● Work to do: Go through the listing below and gather every line with the word "this".

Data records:
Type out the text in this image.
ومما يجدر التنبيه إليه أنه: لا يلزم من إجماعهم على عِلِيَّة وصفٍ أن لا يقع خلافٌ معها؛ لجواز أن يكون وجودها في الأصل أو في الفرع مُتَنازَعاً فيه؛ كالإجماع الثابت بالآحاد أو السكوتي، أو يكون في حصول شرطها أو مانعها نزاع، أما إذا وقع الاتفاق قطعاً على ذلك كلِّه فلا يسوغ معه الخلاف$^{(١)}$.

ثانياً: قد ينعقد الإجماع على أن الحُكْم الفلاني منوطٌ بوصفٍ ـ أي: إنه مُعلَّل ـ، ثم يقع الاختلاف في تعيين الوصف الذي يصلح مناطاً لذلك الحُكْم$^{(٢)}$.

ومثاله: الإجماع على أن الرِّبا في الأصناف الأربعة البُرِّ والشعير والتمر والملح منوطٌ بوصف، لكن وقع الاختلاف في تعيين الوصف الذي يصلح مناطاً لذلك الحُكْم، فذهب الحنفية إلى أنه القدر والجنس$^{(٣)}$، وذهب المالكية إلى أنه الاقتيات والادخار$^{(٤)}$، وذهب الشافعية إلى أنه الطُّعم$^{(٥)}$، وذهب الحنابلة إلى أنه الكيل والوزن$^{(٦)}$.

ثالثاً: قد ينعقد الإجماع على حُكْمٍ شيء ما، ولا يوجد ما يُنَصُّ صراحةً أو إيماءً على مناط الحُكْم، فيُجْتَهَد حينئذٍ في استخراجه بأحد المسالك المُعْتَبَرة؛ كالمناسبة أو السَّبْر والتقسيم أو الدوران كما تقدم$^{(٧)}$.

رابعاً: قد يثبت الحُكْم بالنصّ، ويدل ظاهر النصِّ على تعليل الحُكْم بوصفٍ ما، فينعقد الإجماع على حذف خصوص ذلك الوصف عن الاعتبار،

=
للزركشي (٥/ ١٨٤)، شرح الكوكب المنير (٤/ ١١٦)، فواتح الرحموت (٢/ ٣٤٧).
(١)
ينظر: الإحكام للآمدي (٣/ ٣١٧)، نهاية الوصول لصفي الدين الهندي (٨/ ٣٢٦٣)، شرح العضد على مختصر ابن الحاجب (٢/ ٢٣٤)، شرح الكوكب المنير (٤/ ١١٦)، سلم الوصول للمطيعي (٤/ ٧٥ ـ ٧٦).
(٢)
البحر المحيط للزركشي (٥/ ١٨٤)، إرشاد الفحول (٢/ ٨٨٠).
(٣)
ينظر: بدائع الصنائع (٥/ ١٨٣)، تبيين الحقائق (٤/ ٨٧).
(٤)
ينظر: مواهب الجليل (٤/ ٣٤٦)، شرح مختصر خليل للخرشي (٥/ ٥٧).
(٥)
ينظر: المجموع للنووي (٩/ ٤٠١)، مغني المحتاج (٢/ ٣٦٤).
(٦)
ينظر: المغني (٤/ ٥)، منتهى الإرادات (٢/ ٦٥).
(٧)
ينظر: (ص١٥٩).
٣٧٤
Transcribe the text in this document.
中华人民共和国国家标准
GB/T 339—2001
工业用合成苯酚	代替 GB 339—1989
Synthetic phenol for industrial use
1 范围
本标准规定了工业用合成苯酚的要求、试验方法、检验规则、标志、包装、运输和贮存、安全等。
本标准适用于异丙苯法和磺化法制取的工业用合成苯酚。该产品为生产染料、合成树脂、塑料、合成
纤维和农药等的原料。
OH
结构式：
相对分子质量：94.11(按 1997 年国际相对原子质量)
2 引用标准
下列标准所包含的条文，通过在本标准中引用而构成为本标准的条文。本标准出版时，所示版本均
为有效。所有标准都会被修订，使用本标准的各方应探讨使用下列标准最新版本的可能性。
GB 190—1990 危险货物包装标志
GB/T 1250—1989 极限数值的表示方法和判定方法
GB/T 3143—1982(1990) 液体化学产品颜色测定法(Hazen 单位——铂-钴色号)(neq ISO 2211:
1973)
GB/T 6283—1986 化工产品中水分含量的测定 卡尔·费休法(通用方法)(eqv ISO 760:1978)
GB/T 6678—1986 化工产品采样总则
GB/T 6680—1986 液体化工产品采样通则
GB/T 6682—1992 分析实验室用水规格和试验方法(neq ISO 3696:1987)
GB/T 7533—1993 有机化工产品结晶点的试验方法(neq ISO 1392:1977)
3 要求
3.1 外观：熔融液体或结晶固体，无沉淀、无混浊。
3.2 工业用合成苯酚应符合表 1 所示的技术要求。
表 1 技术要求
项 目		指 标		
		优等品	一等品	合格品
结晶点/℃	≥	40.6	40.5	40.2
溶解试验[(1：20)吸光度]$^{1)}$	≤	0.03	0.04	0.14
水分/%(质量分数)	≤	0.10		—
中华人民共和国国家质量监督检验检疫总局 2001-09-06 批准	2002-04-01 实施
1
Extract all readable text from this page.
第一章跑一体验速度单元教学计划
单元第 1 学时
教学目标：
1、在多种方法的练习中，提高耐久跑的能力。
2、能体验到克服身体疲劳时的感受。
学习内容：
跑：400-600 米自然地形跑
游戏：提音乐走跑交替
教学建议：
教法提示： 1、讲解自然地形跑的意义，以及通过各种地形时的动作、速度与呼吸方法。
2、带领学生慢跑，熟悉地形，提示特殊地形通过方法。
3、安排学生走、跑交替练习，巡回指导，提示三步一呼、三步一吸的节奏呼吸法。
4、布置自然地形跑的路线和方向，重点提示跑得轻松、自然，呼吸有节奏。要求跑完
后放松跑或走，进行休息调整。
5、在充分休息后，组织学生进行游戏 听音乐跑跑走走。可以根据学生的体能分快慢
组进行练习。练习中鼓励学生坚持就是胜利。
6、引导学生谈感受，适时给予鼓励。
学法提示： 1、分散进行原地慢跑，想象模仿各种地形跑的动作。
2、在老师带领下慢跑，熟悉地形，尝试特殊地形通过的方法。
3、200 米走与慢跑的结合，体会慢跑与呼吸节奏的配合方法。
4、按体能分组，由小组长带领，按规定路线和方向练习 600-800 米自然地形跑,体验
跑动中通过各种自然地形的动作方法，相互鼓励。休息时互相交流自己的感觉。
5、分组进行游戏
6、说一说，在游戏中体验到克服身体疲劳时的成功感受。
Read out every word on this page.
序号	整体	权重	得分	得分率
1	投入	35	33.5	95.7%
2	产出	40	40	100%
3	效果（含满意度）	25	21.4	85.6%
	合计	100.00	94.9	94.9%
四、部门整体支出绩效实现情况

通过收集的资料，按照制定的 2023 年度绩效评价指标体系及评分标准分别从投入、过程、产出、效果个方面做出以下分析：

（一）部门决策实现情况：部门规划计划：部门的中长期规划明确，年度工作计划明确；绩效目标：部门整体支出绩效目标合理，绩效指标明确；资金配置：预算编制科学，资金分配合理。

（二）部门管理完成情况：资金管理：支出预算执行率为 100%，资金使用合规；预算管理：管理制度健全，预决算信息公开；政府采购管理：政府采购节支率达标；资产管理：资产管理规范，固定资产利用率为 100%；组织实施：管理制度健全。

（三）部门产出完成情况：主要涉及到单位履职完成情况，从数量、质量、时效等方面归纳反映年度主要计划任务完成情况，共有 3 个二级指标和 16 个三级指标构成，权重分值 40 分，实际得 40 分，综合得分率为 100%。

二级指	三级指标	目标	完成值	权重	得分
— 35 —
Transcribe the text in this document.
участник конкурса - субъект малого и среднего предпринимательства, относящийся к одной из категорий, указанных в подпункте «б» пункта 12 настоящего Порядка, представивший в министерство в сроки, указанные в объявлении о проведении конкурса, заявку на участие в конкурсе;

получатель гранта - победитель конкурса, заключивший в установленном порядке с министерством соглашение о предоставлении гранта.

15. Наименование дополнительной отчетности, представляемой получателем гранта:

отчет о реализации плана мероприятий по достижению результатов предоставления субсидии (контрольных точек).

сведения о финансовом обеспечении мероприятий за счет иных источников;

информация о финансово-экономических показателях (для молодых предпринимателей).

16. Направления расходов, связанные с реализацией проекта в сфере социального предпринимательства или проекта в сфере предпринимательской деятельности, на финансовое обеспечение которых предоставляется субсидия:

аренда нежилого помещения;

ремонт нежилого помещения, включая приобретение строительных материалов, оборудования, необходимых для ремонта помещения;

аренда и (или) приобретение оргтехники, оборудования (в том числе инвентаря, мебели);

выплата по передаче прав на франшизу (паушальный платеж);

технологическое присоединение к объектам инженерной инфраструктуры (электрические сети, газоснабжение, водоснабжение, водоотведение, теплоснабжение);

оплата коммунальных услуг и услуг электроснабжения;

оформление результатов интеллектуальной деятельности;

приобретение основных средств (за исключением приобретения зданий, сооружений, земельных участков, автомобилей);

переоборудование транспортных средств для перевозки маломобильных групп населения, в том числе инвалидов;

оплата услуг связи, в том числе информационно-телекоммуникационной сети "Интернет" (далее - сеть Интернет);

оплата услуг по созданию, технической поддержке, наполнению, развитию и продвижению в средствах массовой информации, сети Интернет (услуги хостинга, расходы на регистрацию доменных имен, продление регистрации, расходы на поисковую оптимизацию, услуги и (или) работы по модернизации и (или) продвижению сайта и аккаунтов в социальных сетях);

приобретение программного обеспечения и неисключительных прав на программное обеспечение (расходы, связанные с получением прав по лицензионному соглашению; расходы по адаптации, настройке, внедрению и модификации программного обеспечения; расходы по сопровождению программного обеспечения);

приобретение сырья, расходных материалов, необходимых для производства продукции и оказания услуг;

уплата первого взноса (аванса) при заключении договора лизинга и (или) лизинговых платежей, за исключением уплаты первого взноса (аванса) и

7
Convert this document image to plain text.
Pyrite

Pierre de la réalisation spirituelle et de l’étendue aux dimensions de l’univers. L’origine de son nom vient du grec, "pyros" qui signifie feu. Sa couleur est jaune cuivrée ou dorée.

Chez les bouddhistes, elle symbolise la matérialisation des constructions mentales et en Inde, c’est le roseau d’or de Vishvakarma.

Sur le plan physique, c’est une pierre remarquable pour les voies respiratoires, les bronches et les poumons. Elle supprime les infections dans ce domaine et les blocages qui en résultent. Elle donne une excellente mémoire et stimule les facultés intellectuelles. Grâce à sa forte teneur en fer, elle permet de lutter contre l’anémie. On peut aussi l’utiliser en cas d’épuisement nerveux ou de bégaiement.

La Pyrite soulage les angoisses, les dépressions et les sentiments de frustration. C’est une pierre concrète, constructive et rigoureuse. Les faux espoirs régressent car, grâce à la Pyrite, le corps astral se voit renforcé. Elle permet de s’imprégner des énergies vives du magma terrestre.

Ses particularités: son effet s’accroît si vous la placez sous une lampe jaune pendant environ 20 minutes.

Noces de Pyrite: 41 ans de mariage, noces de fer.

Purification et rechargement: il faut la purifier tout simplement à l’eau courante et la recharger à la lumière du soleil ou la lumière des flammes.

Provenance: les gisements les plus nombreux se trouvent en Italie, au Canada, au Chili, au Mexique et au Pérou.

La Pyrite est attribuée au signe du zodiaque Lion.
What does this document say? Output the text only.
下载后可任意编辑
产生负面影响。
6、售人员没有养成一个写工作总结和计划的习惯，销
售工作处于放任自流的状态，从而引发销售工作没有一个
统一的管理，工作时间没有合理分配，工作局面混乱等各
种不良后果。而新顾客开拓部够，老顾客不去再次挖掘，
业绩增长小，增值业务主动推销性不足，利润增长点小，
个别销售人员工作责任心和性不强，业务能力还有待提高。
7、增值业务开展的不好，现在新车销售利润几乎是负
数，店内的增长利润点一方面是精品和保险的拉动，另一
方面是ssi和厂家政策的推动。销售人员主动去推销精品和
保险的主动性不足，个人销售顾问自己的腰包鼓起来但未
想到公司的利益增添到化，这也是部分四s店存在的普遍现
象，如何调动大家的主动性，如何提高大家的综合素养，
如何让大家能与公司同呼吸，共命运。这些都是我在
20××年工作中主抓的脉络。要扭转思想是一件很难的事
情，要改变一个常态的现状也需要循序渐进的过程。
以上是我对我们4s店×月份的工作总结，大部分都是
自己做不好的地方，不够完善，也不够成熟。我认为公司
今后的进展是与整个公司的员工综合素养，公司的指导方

● Response to the task:
Type out the text in this image.
Transcribe the text in this document.
Extract all readable text from this page.
Read out every word on this page.
Transcribe the text in this document.
Convert this document image to plain text.
What does this document say? Output the text only.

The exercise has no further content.